§ **TASK PROMPT**:
In the material below, find each line holding the string "Simulated" and copy it.

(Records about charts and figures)
START

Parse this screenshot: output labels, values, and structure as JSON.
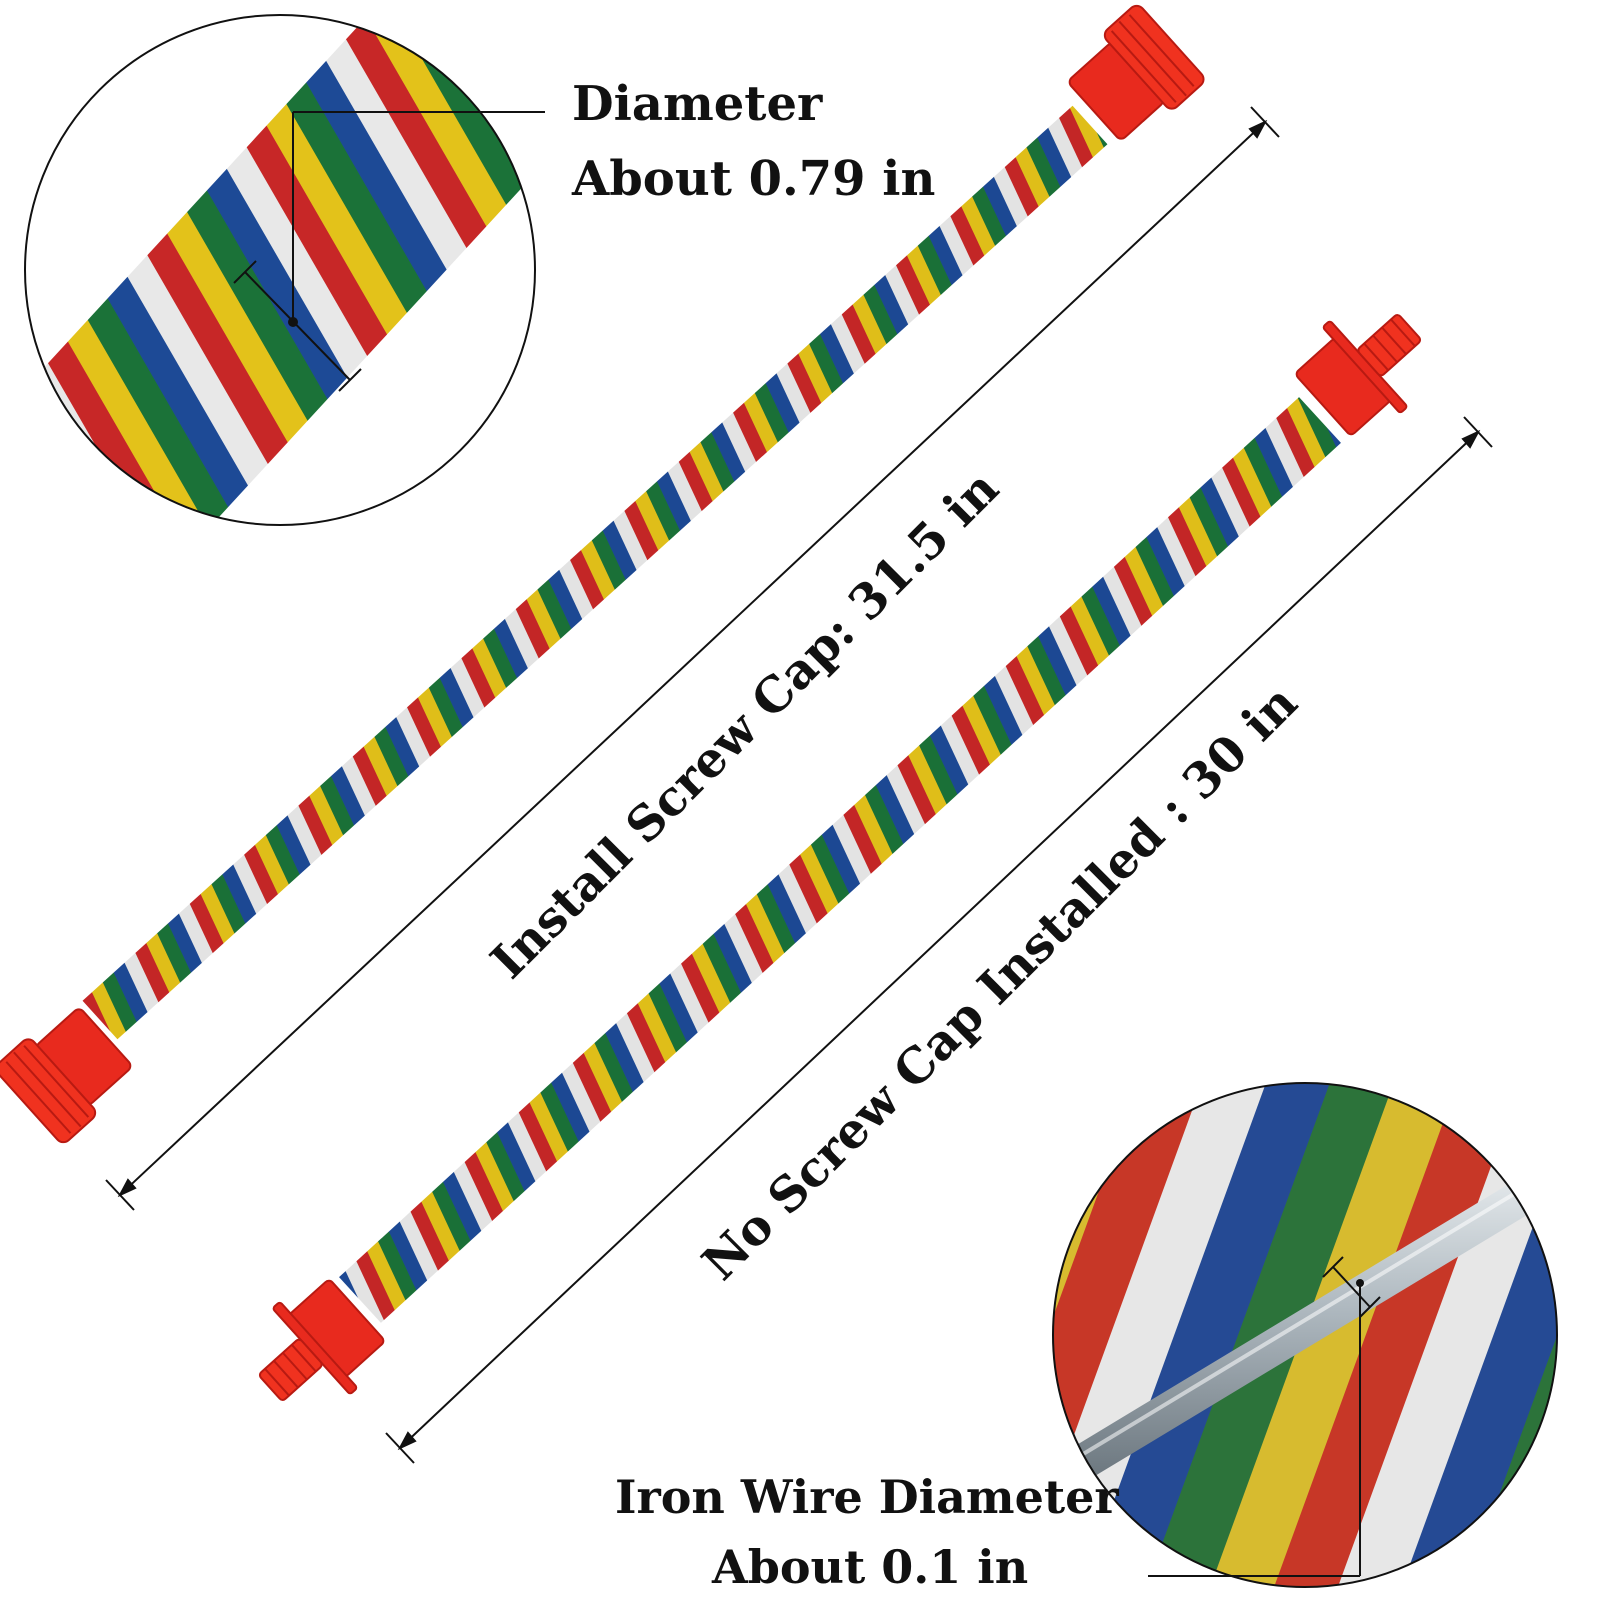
{
  "labels": {
    "rope_diameter_title": "Diameter",
    "rope_diameter_value": "About 0.79 in",
    "length_with_cap": "Install Screw Cap:  31.5 in",
    "length_without_cap": "No Screw Cap Installed  :  30 in",
    "wire_diameter_title": "Iron Wire Diameter",
    "wire_diameter_value": "About 0.1 in"
  },
  "colors": {
    "rope_red": "#d42a2a",
    "rope_yellow": "#f2cf1c",
    "rope_green": "#1d7a3c",
    "rope_blue": "#1f4fa0",
    "rope_white": "#f7f7f7",
    "cap_red": "#e82a1e",
    "wire_silver": "#b9c2c8",
    "outline": "#111111"
  }
}
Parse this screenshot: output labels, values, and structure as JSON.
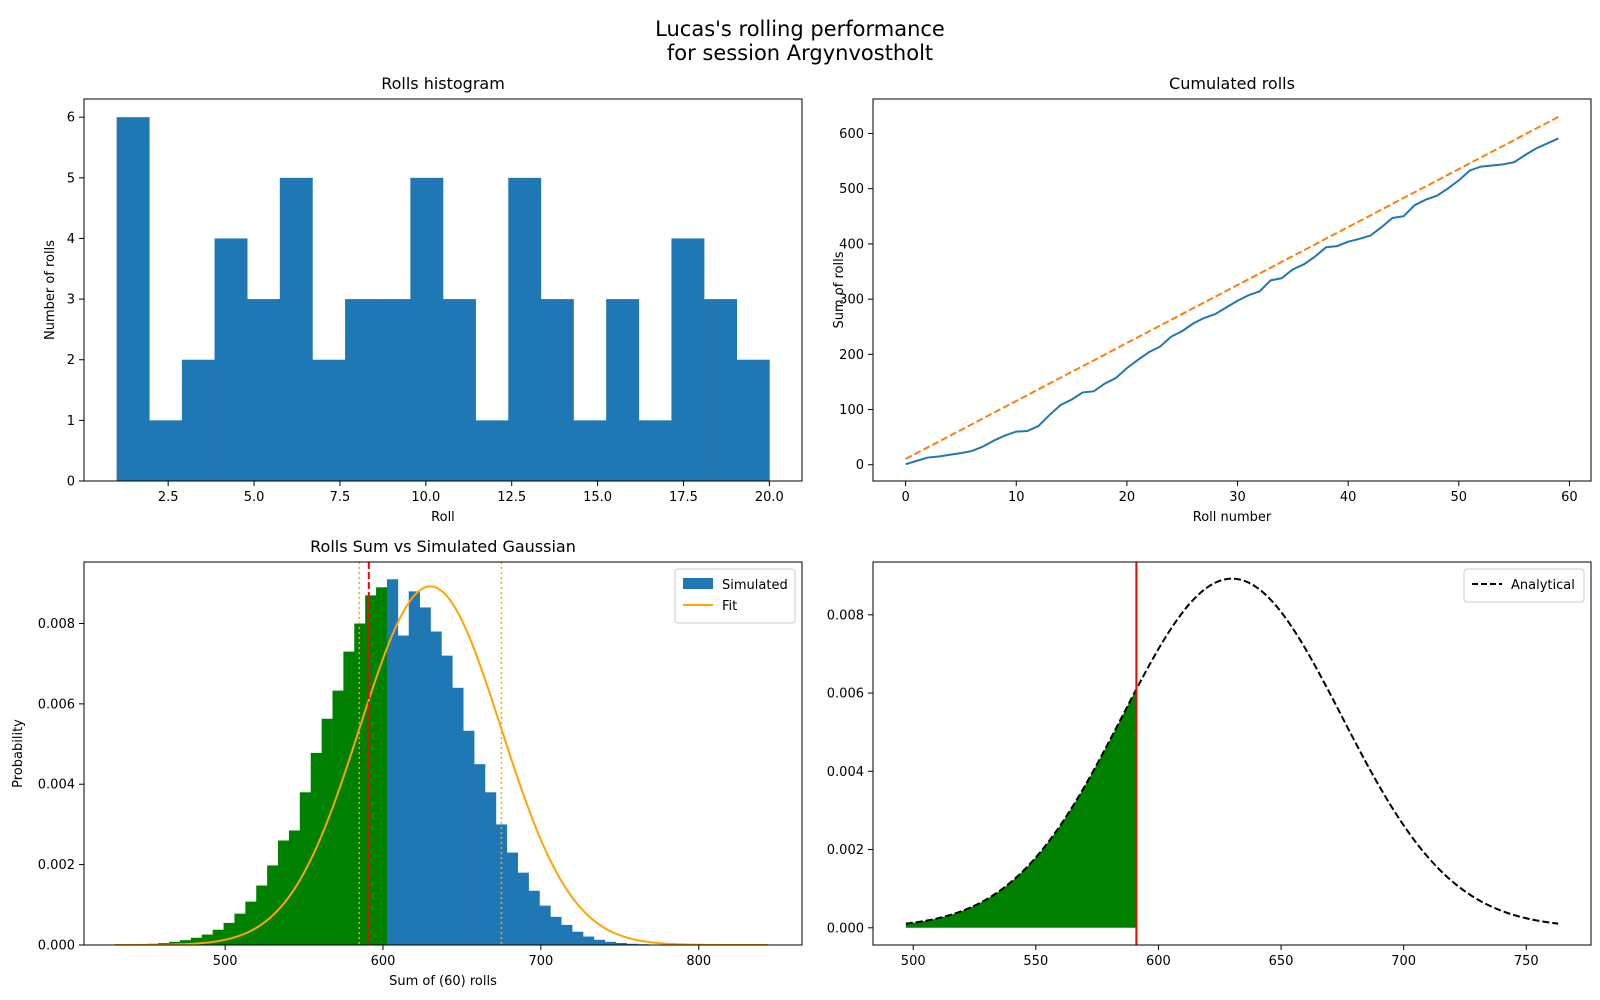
{
  "figure": {
    "title_line1": "Lucas's rolling performance",
    "title_line2": "for session Argynvostholt"
  },
  "chart_data": [
    {
      "type": "bar",
      "title": "Rolls histogram",
      "xlabel": "Roll",
      "ylabel": "Number of rolls",
      "xlim": [
        0.05,
        20.95
      ],
      "ylim": [
        0,
        6.3
      ],
      "bin_edges": [
        1,
        1.95,
        2.9,
        3.85,
        4.8,
        5.75,
        6.7,
        7.65,
        8.6,
        9.55,
        10.5,
        11.45,
        12.4,
        13.35,
        14.3,
        15.25,
        16.2,
        17.15,
        18.1,
        19.05,
        20
      ],
      "values": [
        6,
        1,
        2,
        4,
        3,
        5,
        2,
        3,
        3,
        5,
        3,
        1,
        5,
        3,
        1,
        3,
        1,
        4,
        3,
        2
      ],
      "xticks": [
        2.5,
        5.0,
        7.5,
        10.0,
        12.5,
        15.0,
        17.5,
        20.0
      ],
      "xtick_labels": [
        "2.5",
        "5.0",
        "7.5",
        "10.0",
        "12.5",
        "15.0",
        "17.5",
        "20.0"
      ],
      "yticks": [
        0,
        1,
        2,
        3,
        4,
        5,
        6
      ],
      "ytick_labels": [
        "0",
        "1",
        "2",
        "3",
        "4",
        "5",
        "6"
      ],
      "color": "#1f77b4"
    },
    {
      "type": "line",
      "title": "Cumulated rolls",
      "xlabel": "Roll number",
      "ylabel": "Sum of rolls",
      "xlim": [
        -2.95,
        61.95
      ],
      "ylim": [
        -29.45,
        662.45
      ],
      "series": [
        {
          "style": "solid",
          "color": "#1f77b4",
          "x": [
            0,
            1,
            2,
            3,
            4,
            5,
            6,
            7,
            8,
            9,
            10,
            11,
            12,
            13,
            14,
            15,
            16,
            17,
            18,
            19,
            20,
            21,
            22,
            23,
            24,
            25,
            26,
            27,
            28,
            29,
            30,
            31,
            32,
            33,
            34,
            35,
            36,
            37,
            38,
            39,
            40,
            41,
            42,
            43,
            44,
            45,
            46,
            47,
            48,
            49,
            50,
            51,
            52,
            53,
            54,
            55,
            56,
            57,
            58,
            59
          ],
          "values": [
            1,
            7,
            13,
            15,
            18,
            21,
            25,
            33,
            44,
            53,
            60,
            61,
            70,
            90,
            108,
            118,
            131,
            133,
            147,
            157,
            175,
            190,
            204,
            214,
            232,
            242,
            256,
            266,
            273,
            285,
            297,
            307,
            314,
            334,
            338,
            354,
            363,
            377,
            394,
            396,
            404,
            409,
            415,
            430,
            447,
            450,
            470,
            480,
            487,
            500,
            515,
            533,
            540,
            542,
            544,
            548,
            561,
            573,
            582,
            591
          ]
        },
        {
          "style": "dashed",
          "color": "#ff7f0e",
          "x": [
            0,
            59
          ],
          "values": [
            10.5,
            630
          ]
        }
      ],
      "xticks": [
        0,
        10,
        20,
        30,
        40,
        50,
        60
      ],
      "xtick_labels": [
        "0",
        "10",
        "20",
        "30",
        "40",
        "50",
        "60"
      ],
      "yticks": [
        0,
        100,
        200,
        300,
        400,
        500,
        600
      ],
      "ytick_labels": [
        "0",
        "100",
        "200",
        "300",
        "400",
        "500",
        "600"
      ]
    },
    {
      "type": "bar",
      "title": "Rolls Sum vs Simulated Gaussian",
      "xlabel": "Sum of (60) rolls",
      "ylabel": "Probability",
      "xlim": [
        410.6,
        865.4
      ],
      "ylim": [
        0,
        0.00953
      ],
      "hist_x_start": 430,
      "bin_width": 6.9,
      "values": [
        1e-05,
        1e-05,
        2e-05,
        3e-05,
        5e-05,
        8e-05,
        0.00012,
        0.00018,
        0.00026,
        0.00038,
        0.00055,
        0.00078,
        0.00108,
        0.00148,
        0.00198,
        0.0026,
        0.00285,
        0.0038,
        0.00478,
        0.00563,
        0.00633,
        0.0073,
        0.008,
        0.0087,
        0.0089,
        0.0091,
        0.0077,
        0.0088,
        0.0084,
        0.0078,
        0.0072,
        0.0064,
        0.00533,
        0.0045,
        0.0038,
        0.003,
        0.0023,
        0.0018,
        0.00135,
        0.00098,
        0.0007,
        0.0005,
        0.00033,
        0.00021,
        0.00013,
        8e-05,
        5e-05,
        3e-05,
        2e-05,
        1e-05,
        1e-05,
        1e-05,
        1e-05,
        1e-05,
        1e-05,
        1e-05,
        1e-05,
        1e-05,
        1e-05,
        1e-05
      ],
      "highlight_below": 596,
      "highlight_color": "#008000",
      "series": [
        {
          "name": "Simulated",
          "color": "#1f77b4"
        },
        {
          "name": "Fit",
          "color": "#ffa500",
          "mean": 630,
          "sd": 44.7,
          "x_range": [
            430,
            845
          ]
        }
      ],
      "markers": [
        {
          "x": 591,
          "style": "dashed",
          "color": "#ff0000"
        },
        {
          "x": 585,
          "style": "dotted",
          "color": "#ffa500"
        },
        {
          "x": 675,
          "style": "dotted",
          "color": "#ffa500"
        }
      ],
      "xticks": [
        500,
        600,
        700,
        800
      ],
      "xtick_labels": [
        "500",
        "600",
        "700",
        "800"
      ],
      "yticks": [
        0,
        0.002,
        0.004,
        0.006,
        0.008
      ],
      "ytick_labels": [
        "0.000",
        "0.002",
        "0.004",
        "0.006",
        "0.008"
      ],
      "legend_position": "upper right"
    },
    {
      "type": "line",
      "title": "",
      "xlabel": "",
      "ylabel": "",
      "xlim": [
        483.6,
        776.4
      ],
      "ylim": [
        -0.00044,
        0.00935
      ],
      "series": [
        {
          "name": "Analytical",
          "style": "dashed",
          "color": "#000000",
          "mean": 630,
          "sd": 44.7,
          "x_range": [
            497,
            763
          ]
        }
      ],
      "shade": {
        "from": 497,
        "to": 591,
        "color": "#008000"
      },
      "marker": {
        "x": 591,
        "color": "#ff0000"
      },
      "xticks": [
        500,
        550,
        600,
        650,
        700,
        750
      ],
      "xtick_labels": [
        "500",
        "550",
        "600",
        "650",
        "700",
        "750"
      ],
      "yticks": [
        0,
        0.002,
        0.004,
        0.006,
        0.008
      ],
      "ytick_labels": [
        "0.000",
        "0.002",
        "0.004",
        "0.006",
        "0.008"
      ],
      "legend_position": "upper right"
    }
  ]
}
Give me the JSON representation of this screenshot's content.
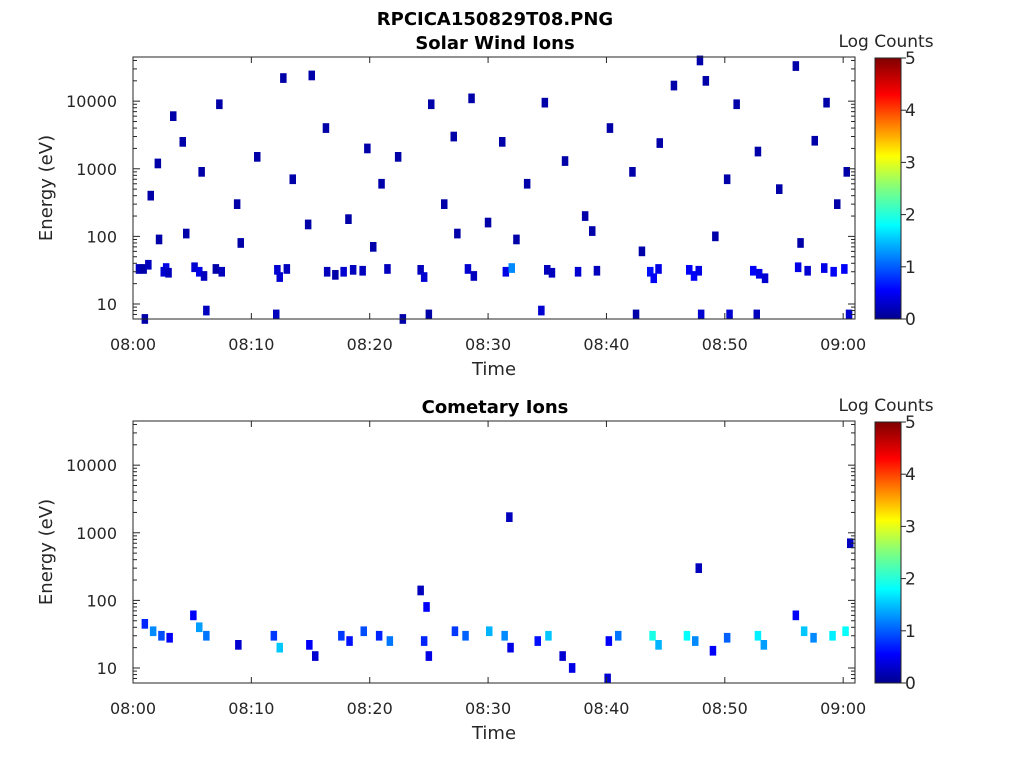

END

§ **SOLVED EXERCISE**:
      "title": "Rolls Sum vs Simulated Gaussian",
          "name": "Simulated",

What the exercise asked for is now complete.